>> start RAW DATA

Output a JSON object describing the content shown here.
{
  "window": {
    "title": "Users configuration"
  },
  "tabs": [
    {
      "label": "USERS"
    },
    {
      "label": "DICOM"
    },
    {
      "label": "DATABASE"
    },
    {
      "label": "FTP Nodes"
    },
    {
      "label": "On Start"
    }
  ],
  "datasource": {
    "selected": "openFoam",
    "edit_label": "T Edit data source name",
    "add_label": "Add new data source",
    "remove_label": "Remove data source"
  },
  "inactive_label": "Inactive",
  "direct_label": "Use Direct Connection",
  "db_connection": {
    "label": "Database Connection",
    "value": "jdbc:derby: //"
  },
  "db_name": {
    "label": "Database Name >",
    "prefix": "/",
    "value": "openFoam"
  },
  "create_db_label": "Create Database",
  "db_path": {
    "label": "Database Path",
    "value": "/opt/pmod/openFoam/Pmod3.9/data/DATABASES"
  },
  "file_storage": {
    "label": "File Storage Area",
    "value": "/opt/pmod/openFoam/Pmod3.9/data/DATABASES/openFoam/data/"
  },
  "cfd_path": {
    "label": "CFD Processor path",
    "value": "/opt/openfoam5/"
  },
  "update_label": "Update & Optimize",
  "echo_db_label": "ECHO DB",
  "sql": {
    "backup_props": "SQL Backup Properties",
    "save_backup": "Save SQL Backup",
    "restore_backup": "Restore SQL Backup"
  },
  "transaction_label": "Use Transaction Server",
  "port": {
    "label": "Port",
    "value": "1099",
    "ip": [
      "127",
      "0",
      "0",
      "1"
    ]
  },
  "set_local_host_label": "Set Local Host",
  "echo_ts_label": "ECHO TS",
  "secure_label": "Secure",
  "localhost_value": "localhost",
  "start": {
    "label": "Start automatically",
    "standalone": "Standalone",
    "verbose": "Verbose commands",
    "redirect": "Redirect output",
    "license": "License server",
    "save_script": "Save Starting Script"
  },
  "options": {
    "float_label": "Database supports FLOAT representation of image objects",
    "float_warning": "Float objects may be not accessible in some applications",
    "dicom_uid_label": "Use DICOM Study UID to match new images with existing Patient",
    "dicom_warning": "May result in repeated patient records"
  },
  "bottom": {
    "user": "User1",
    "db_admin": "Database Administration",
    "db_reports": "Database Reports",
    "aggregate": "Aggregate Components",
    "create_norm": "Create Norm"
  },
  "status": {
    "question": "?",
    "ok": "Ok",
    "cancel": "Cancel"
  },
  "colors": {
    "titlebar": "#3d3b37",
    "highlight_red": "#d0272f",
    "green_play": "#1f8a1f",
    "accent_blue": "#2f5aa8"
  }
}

>> end RAW DATA

• **THE TASK**: Among the entries above, how many lines include the word "objects"? Reply with the number only.

• **FULL OUTPUT**: 2